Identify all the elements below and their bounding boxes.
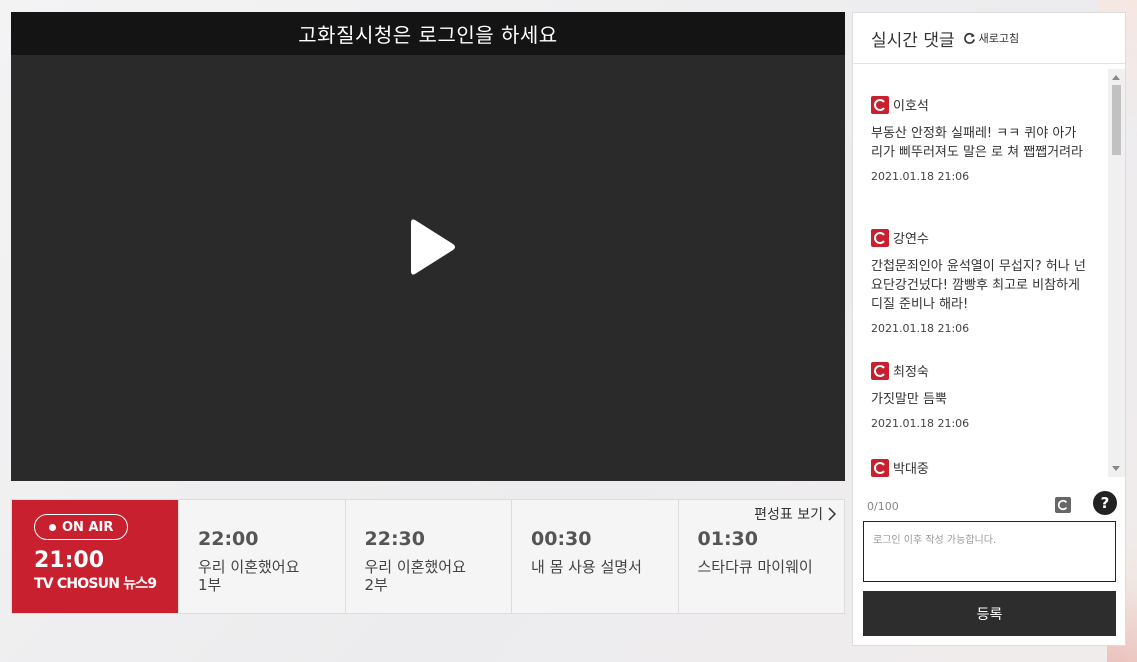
video-player[interactable]: 고화질시청은 로그인을 하세요	[11, 12, 845, 481]
list-item: 최정숙 가짓말만 듬뿍 2021.01.18 21:06	[871, 361, 1091, 430]
slot-time: 01:30	[697, 528, 758, 550]
comment-username: 최정숙	[893, 365, 929, 380]
scroll-thumb[interactable]	[1112, 85, 1121, 155]
submit-comment-button[interactable]: 등록	[863, 591, 1116, 636]
play-button[interactable]	[401, 212, 461, 282]
on-air-label: ON AIR	[62, 519, 114, 535]
refresh-label: 새로고침	[978, 32, 1020, 45]
comment-user: 강연수	[871, 228, 1091, 247]
list-item: 강연수 간첩문죄인아 윤석열이 무섭지? 허나 넌 요단강건넜다! 깜빵후 최고…	[871, 228, 1091, 335]
slot-time: 22:30	[364, 528, 425, 550]
panel-header: 실시간 댓글 새로고침	[853, 13, 1125, 64]
comment-list[interactable]: 이호석 부동산 안정화 실패레! ㅋㅋ 퀴야 아가 리가 삐뚜러져도 말은 로 …	[853, 65, 1125, 481]
comment-toolbar: 0/100 ?	[867, 491, 1117, 521]
on-air-time: 21:00	[34, 548, 105, 573]
tv-chosun-logo-icon	[871, 228, 889, 247]
slot-title: 우리 이혼했어요 1부	[198, 558, 300, 594]
comment-text: 가짓말만 듬뿍	[871, 392, 947, 407]
schedule-slot[interactable]: 01:30 스타다큐 마이웨이 편성표 보기	[677, 500, 845, 613]
schedule-slot[interactable]: 00:30 내 몸 사용 설명서	[511, 500, 678, 613]
list-item: 이호석 부동산 안정화 실패레! ㅋㅋ 퀴야 아가 리가 삐뚜러져도 말은 로 …	[871, 95, 1091, 183]
refresh-icon	[963, 32, 975, 44]
comment-scrollbar[interactable]	[1108, 69, 1125, 477]
chevron-right-icon	[828, 507, 836, 521]
schedule-link[interactable]: 편성표 보기	[754, 504, 836, 524]
help-button[interactable]: ?	[1093, 491, 1117, 515]
tv-chosun-logo-icon	[871, 95, 889, 114]
scroll-up-icon[interactable]	[1112, 75, 1120, 80]
comment-user: 최정숙	[871, 361, 1091, 380]
refresh-button[interactable]: 새로고침	[963, 30, 1019, 46]
schedule-link-label: 편성표 보기	[754, 507, 823, 523]
login-banner: 고화질시청은 로그인을 하세요	[11, 12, 845, 55]
comment-date: 2021.01.18 21:06	[871, 417, 970, 430]
scroll-down-icon[interactable]	[1112, 466, 1120, 471]
comment-username: 강연수	[893, 232, 929, 247]
comment-date: 2021.01.18 21:06	[871, 322, 970, 335]
comment-input[interactable]	[863, 521, 1116, 582]
comment-text: 간첩문죄인아 윤석열이 무섭지? 허나 넌 요단강건넜다! 깜빵후 최고로 비참…	[871, 259, 1086, 312]
tv-chosun-logo-icon	[871, 361, 889, 380]
live-dot-icon	[49, 523, 56, 531]
schedule-strip: ON AIR 21:00 TV CHOSUN 뉴스9 22:00 우리 이혼했어…	[11, 499, 845, 614]
comment-username: 박대중	[893, 462, 929, 477]
slot-title: 우리 이혼했어요 2부	[364, 558, 466, 594]
comment-username: 이호석	[893, 99, 929, 114]
comment-user: 박대중	[871, 458, 1091, 477]
slot-title: 스타다큐 마이웨이	[697, 558, 813, 576]
on-air-badge: ON AIR	[34, 514, 129, 540]
on-air-block[interactable]: ON AIR 21:00 TV CHOSUN 뉴스9	[12, 500, 178, 613]
on-air-show: TV CHOSUN 뉴스9	[34, 576, 157, 592]
comment-date: 2021.01.18 21:06	[871, 170, 970, 183]
slot-time: 22:00	[198, 528, 259, 550]
play-icon	[411, 219, 455, 275]
comment-user: 이호석	[871, 95, 1091, 114]
slot-time: 00:30	[531, 528, 592, 550]
panel-title: 실시간 댓글	[871, 30, 955, 51]
login-banner-text: 고화질시청은 로그인을 하세요	[298, 23, 558, 47]
char-counter: 0/100	[867, 500, 899, 513]
tv-chosun-logo-icon	[871, 458, 889, 477]
slot-title: 내 몸 사용 설명서	[531, 558, 642, 576]
live-comments-panel: 실시간 댓글 새로고침 이호석 부동산 안정화 실패레! ㅋㅋ 퀴야 아가 리가…	[852, 12, 1126, 646]
schedule-slot[interactable]: 22:00 우리 이혼했어요 1부	[178, 500, 345, 613]
tv-chosun-logo-icon	[1055, 497, 1071, 513]
comment-text: 부동산 안정화 실패레! ㅋㅋ 퀴야 아가 리가 삐뚜러져도 말은 로 쳐 쨉쨉…	[871, 126, 1084, 160]
list-item: 박대중	[871, 458, 1091, 477]
schedule-slot[interactable]: 22:30 우리 이혼했어요 2부	[344, 500, 512, 613]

━━━━━━━━━━━━━━━━

▶ **REQUIRED WORK**
Write out again, unchanged, the part of the data above that begins with the line containing "video-player[interactable]: 고화질시청은 로그인을" and ends with the line containing "login-banner: 고화질시청은 로그인을". Include both of those lines.

▶ **OUTPUT**
video-player[interactable]: 고화질시청은 로그인을 하세요	[11, 12, 845, 481]
list-item: 최정숙 가짓말만 듬뿍 2021.01.18 21:06	[871, 361, 1091, 430]
slot-time: 01:30	[697, 528, 758, 550]
comment-username: 최정숙	[893, 365, 929, 380]
scroll-thumb[interactable]	[1112, 85, 1121, 155]
submit-comment-button[interactable]: 등록	[863, 591, 1116, 636]
play-button[interactable]	[401, 212, 461, 282]
on-air-label: ON AIR	[62, 519, 114, 535]
refresh-label: 새로고침	[978, 32, 1020, 45]
comment-user: 강연수	[871, 228, 1091, 247]
list-item: 강연수 간첩문죄인아 윤석열이 무섭지? 허나 넌 요단강건넜다! 깜빵후 최고…	[871, 228, 1091, 335]
slot-time: 22:30	[364, 528, 425, 550]
panel-header: 실시간 댓글 새로고침	[853, 13, 1125, 64]
comment-list[interactable]: 이호석 부동산 안정화 실패레! ㅋㅋ 퀴야 아가 리가 삐뚜러져도 말은 로 …	[853, 65, 1125, 481]
comment-toolbar: 0/100 ?	[867, 491, 1117, 521]
on-air-time: 21:00	[34, 548, 105, 573]
tv-chosun-logo-icon	[871, 228, 889, 247]
slot-title: 우리 이혼했어요 1부	[198, 558, 300, 594]
comment-text: 가짓말만 듬뿍	[871, 392, 947, 407]
schedule-slot[interactable]: 01:30 스타다큐 마이웨이 편성표 보기	[677, 500, 845, 613]
schedule-slot[interactable]: 00:30 내 몸 사용 설명서	[511, 500, 678, 613]
list-item: 이호석 부동산 안정화 실패레! ㅋㅋ 퀴야 아가 리가 삐뚜러져도 말은 로 …	[871, 95, 1091, 183]
refresh-icon	[963, 32, 975, 44]
comment-scrollbar[interactable]	[1108, 69, 1125, 477]
chevron-right-icon	[828, 507, 836, 521]
schedule-link[interactable]: 편성표 보기	[754, 504, 836, 524]
help-button[interactable]: ?	[1093, 491, 1117, 515]
tv-chosun-logo-icon	[871, 95, 889, 114]
scroll-up-icon[interactable]	[1112, 75, 1120, 80]
comment-user: 최정숙	[871, 361, 1091, 380]
refresh-button[interactable]: 새로고침	[963, 30, 1019, 46]
schedule-link-label: 편성표 보기	[754, 507, 823, 523]
login-banner: 고화질시청은 로그인을 하세요	[11, 12, 845, 55]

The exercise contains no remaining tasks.